====== Supplied material ======

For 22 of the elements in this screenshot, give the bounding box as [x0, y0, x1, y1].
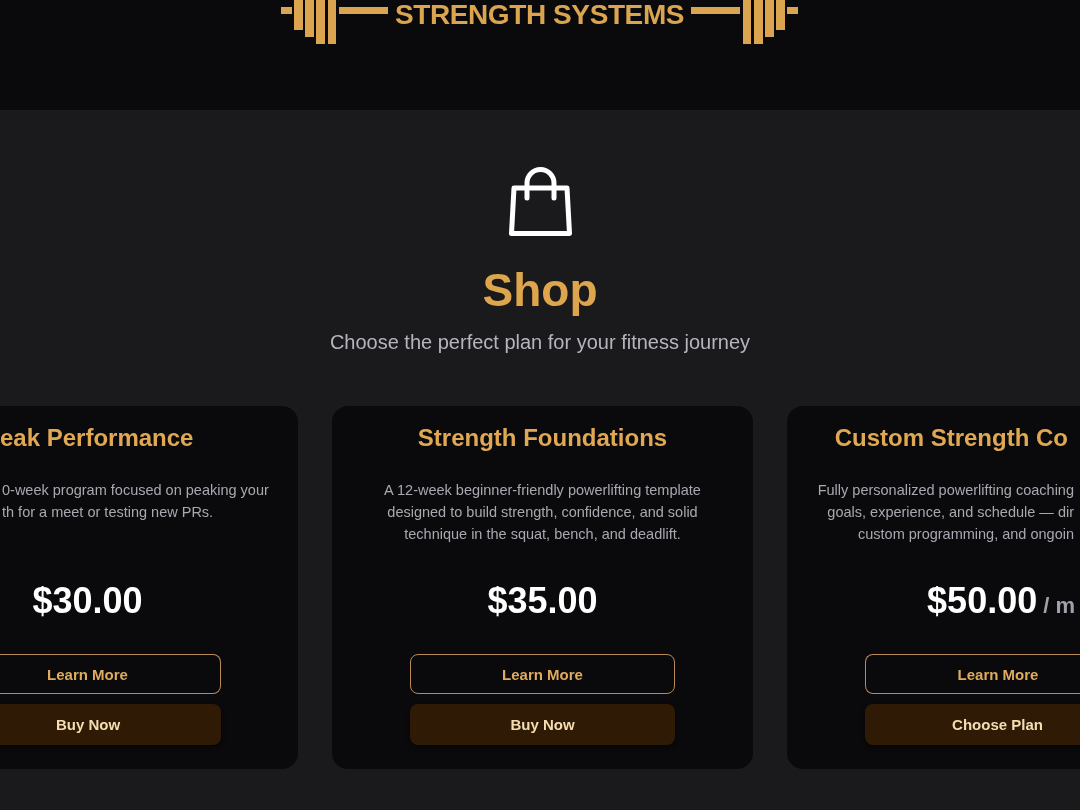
details-button[interactable]: Learn More [865, 654, 1080, 694]
plan-description: A 12-week beginner-friendly powerlifting template designed to build strength, confidence, and solid technique in the squat, bench, and deadlift. [384, 481, 701, 544]
details-button[interactable]: Learn More [410, 654, 675, 694]
barbell-plates-icon [280, 0, 388, 44]
plan-price: $50.00 [927, 579, 1038, 623]
section-title: Shop [482, 263, 598, 318]
plan-price: $30.00 [32, 579, 143, 623]
section-subtitle: Choose the perfect plan for your fitness journey [329, 330, 751, 355]
barbell-plates-icon [691, 0, 799, 44]
plan-description: 0-week program focused on peaking your th for a meet or testing new PRs. [1, 481, 270, 522]
purchase-button[interactable]: Buy Now [0, 704, 221, 745]
price-period: / m [1043, 593, 1075, 619]
plan-title: Strength Foundations [417, 423, 668, 453]
shopping-bag-icon [508, 167, 572, 236]
purchase-button[interactable]: Choose Plan [865, 704, 1080, 745]
plan-title: Custom Strength Co [833, 423, 1069, 453]
plan-title: eak Performance [0, 423, 195, 453]
purchase-button[interactable]: Buy Now [410, 704, 675, 745]
plan-description: Fully personalized powerlifting coaching goals, experience, and schedule — dir custom programming, and ongoin [816, 481, 1075, 544]
plan-price: $35.00 [487, 579, 598, 623]
logo-text: STRENGTH SYSTEMS [393, 0, 686, 30]
details-button[interactable]: Learn More [0, 654, 221, 694]
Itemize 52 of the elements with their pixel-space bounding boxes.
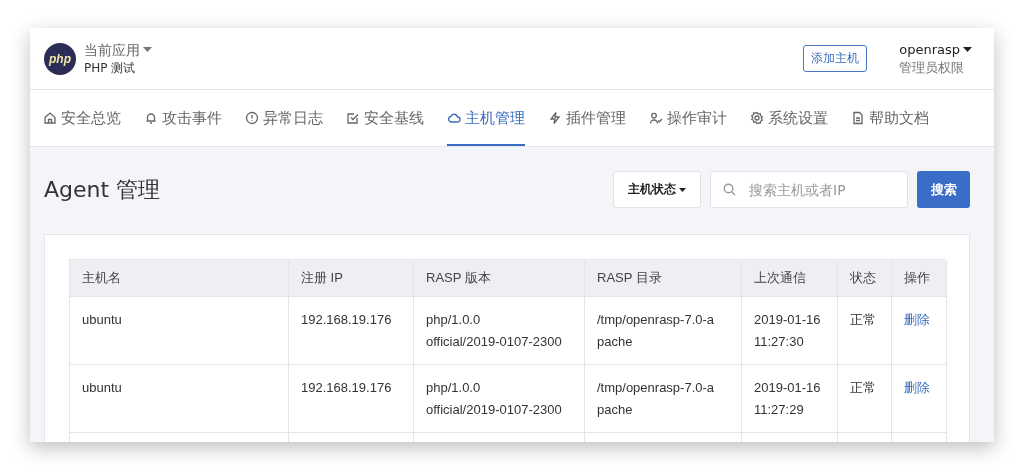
table-cell: 192.168.19.176 xyxy=(289,297,414,365)
delete-link[interactable]: 删除 xyxy=(904,312,930,327)
column-header: 注册 IP xyxy=(289,260,414,297)
status-filter-dropdown[interactable]: 主机状态 xyxy=(613,171,701,208)
home-icon xyxy=(43,111,57,125)
nav-tab[interactable]: 操作审计 xyxy=(649,90,727,146)
column-header: 上次通信 xyxy=(742,260,838,297)
bolt-icon xyxy=(548,111,562,125)
nav-tab[interactable]: 异常日志 xyxy=(245,90,323,146)
user-check-icon xyxy=(649,111,663,125)
caret-icon xyxy=(679,187,686,192)
app-menu[interactable]: 当前应用 xyxy=(84,40,152,59)
user-menu[interactable]: openrasp xyxy=(899,40,972,59)
table-cell: php/1.0.0 official/2019-0107-2300 xyxy=(414,365,585,433)
column-header: RASP 版本 xyxy=(414,260,585,297)
table-cell: 192.168.19.176 xyxy=(289,365,414,433)
add-host-button[interactable]: 添加主机 xyxy=(803,45,868,72)
table-cell: ubuntu xyxy=(70,365,289,433)
alert-icon xyxy=(245,111,259,125)
table-cell: 正常 xyxy=(838,297,892,365)
search-button[interactable]: 搜索 xyxy=(917,171,970,208)
nav-tab[interactable]: 攻击事件 xyxy=(144,90,222,146)
table-cell: php/1.0.0 official/2019-0107-2300 xyxy=(414,297,585,365)
nav-tab[interactable]: 安全基线 xyxy=(346,90,424,146)
document-icon xyxy=(851,111,865,125)
php-logo: php xyxy=(44,42,76,75)
settings-icon xyxy=(750,111,764,125)
nav-tab[interactable]: 帮助文档 xyxy=(851,90,929,146)
app-name: PHP 测试 xyxy=(84,59,137,77)
column-header: RASP 目录 xyxy=(585,260,742,297)
nav-tab[interactable]: 安全总览 xyxy=(43,90,121,146)
search-field[interactable]: 搜索主机或者IP xyxy=(710,171,908,208)
caret-icon xyxy=(143,46,152,53)
delete-link[interactable]: 删除 xyxy=(904,380,930,395)
bell-icon xyxy=(144,111,158,125)
table-cell: 正常 xyxy=(838,365,892,433)
caret-icon xyxy=(963,46,972,53)
column-header: 主机名 xyxy=(70,260,289,297)
table-cell: /tmp/openrasp-7.0-apache xyxy=(585,297,742,365)
cloud-icon xyxy=(447,111,461,125)
column-header: 状态 xyxy=(838,260,892,297)
nav-tab[interactable]: 插件管理 xyxy=(548,90,626,146)
search-icon xyxy=(723,183,736,196)
checkbox-icon xyxy=(346,111,360,125)
table-cell: 2019-01-16 11:27:30 xyxy=(742,297,838,365)
user-role: 管理员权限 xyxy=(899,58,966,77)
table-cell: 2019-01-16 11:27:29 xyxy=(742,365,838,433)
table-cell: /tmp/openrasp-7.0-apache xyxy=(585,365,742,433)
column-header: 操作 xyxy=(892,260,947,297)
table-cell: ubuntu xyxy=(70,297,289,365)
nav-tab[interactable]: 系统设置 xyxy=(750,90,828,146)
page-title: Agent 管理 xyxy=(44,175,161,204)
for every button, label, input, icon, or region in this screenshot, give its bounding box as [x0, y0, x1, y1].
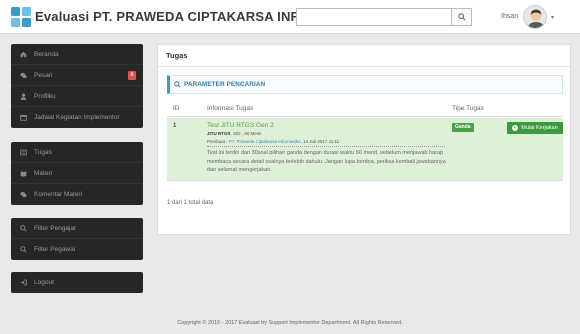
sidebar-item-label: Profilku	[34, 92, 56, 100]
page-title: Tugas	[158, 45, 570, 67]
sidebar-item-label: Jadwal Kegiatan Implementor	[34, 114, 120, 121]
task-icon	[18, 149, 28, 156]
divider	[207, 146, 445, 147]
sidebar-item-label: Logout	[34, 279, 54, 286]
sidebar-item-profilku[interactable]: Profilku	[11, 86, 143, 107]
search-icon	[18, 224, 28, 232]
sidebar-menu-main: Beranda Pesan 6 Profilku Jadwal Kegiatan…	[11, 44, 143, 128]
column-header-id: ID	[173, 105, 180, 112]
sidebar-item-label: Tugas	[34, 148, 52, 156]
sidebar-item-label: Komentar Materi	[34, 191, 83, 198]
user-icon	[18, 92, 28, 100]
search-parameter-label: PARAMETER PENCARIAN	[184, 81, 266, 88]
search-button[interactable]	[451, 9, 471, 25]
chevron-down-icon[interactable]: ▾	[551, 14, 554, 21]
table-row: 1 Test JITU RTGS Gen 2 JITU RTGS, S/D , …	[167, 118, 563, 181]
search-input[interactable]	[297, 9, 451, 25]
top-header: Evaluasi PT. PRAWEDA CIPTAKARSA INFORMAT…	[0, 0, 580, 34]
play-circle-icon	[512, 125, 519, 131]
sidebar-item-logout[interactable]: Logout	[11, 272, 143, 293]
creator-date: , 14 Juli 2017 11:11	[300, 139, 340, 144]
header-search	[296, 8, 472, 26]
sidebar-item-label: Pesan	[34, 71, 53, 79]
start-task-label: Mulai Kerjakan	[521, 125, 558, 131]
search-icon	[174, 81, 181, 88]
task-duration: , S/D , 60 Menit	[230, 131, 262, 136]
calendar-icon	[18, 114, 28, 121]
search-icon	[457, 13, 466, 21]
unread-badge: 6	[128, 71, 136, 80]
task-title-link[interactable]: Test JITU RTGS Gen 2	[207, 122, 274, 129]
search-parameter-toggle[interactable]: PARAMETER PENCARIAN	[167, 75, 563, 94]
avatar-icon	[527, 9, 545, 28]
sidebar-item-beranda[interactable]: Beranda	[11, 44, 143, 65]
sidebar-item-komentar-materi[interactable]: Komentar Materi	[11, 184, 143, 205]
header-divider	[167, 116, 563, 117]
sidebar-menu-filters: Filter Pengajar Filter Pegawai	[11, 218, 143, 260]
sidebar-item-label: Filter Pegawai	[34, 246, 76, 253]
logout-icon	[18, 279, 28, 286]
sidebar-menu-content: Tugas Materi Komentar Materi	[11, 142, 143, 205]
column-header-info: Informasi Tugas	[207, 105, 254, 112]
sidebar-item-filter-pegawai[interactable]: Filter Pegawai	[11, 239, 143, 260]
sidebar-item-label: Materi	[34, 169, 53, 177]
user-name[interactable]: Ihsan	[501, 13, 518, 20]
sidebar-item-materi[interactable]: Materi	[11, 163, 143, 184]
message-icon	[18, 72, 28, 79]
search-icon	[18, 246, 28, 253]
task-panel: Tugas PARAMETER PENCARIAN ID Informasi T…	[157, 44, 571, 235]
task-creator: Pembuat : PT. Praweda Ciptakarsa Informa…	[207, 139, 339, 144]
sidebar-menu-session: Logout	[11, 272, 143, 293]
sidebar-item-filter-pengajar[interactable]: Filter Pengajar	[11, 218, 143, 239]
task-description: Test ini terdiri dari 30soal pilihan gan…	[207, 150, 446, 174]
pagination-summary: 1 dari 1 total data	[167, 200, 214, 206]
sidebar-item-tugas[interactable]: Tugas	[11, 142, 143, 163]
book-icon	[18, 170, 28, 177]
sidebar-item-label: Beranda	[34, 50, 59, 58]
app-logo-icon	[11, 7, 31, 27]
user-avatar[interactable]	[523, 5, 547, 29]
footer-copyright: Copyright © 2016 - 2017 Evaluasi by Supp…	[177, 320, 403, 326]
task-meta: JITU RTGS, S/D , 60 Menit	[207, 131, 262, 136]
task-id: 1	[173, 123, 177, 129]
creator-link[interactable]: PT. Praweda Ciptakarsa Informatika	[229, 139, 301, 144]
task-code: JITU RTGS	[207, 131, 231, 136]
sidebar-item-jadwal[interactable]: Jadwal Kegiatan Implementor	[11, 107, 143, 128]
column-header-type: Tipe Tugas	[452, 105, 484, 112]
task-type-badge: Ganda	[452, 123, 474, 132]
sidebar-item-pesan[interactable]: Pesan 6	[11, 65, 143, 86]
creator-label: Pembuat :	[207, 139, 229, 144]
comment-icon	[18, 191, 28, 198]
sidebar-item-label: Filter Pengajar	[34, 224, 77, 232]
start-task-button[interactable]: Mulai Kerjakan	[507, 122, 563, 134]
home-icon	[18, 51, 28, 58]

======

Task
Retype the lines starting at the line that contains "details-button[interactable]: Learn More [865, 654, 1080, 694]" and ending after the line that contains "plan-description: 0-week program".

Task output
details-button[interactable]: Learn More [865, 654, 1080, 694]
plan-description: A 12-week beginner-friendly powerlifting template designed to build strength, confidence, and solid technique in the squat, bench, and deadlift. [384, 481, 701, 544]
details-button[interactable]: Learn More [410, 654, 675, 694]
barbell-plates-icon [280, 0, 388, 44]
plan-price: $50.00 [927, 579, 1038, 623]
section-title: Shop [482, 263, 598, 318]
plan-price: $30.00 [32, 579, 143, 623]
section-subtitle: Choose the perfect plan for your fitness journey [329, 330, 751, 355]
barbell-plates-icon [691, 0, 799, 44]
plan-description: 0-week program focused on peaking your th for a meet or testing new PRs. [1, 481, 270, 522]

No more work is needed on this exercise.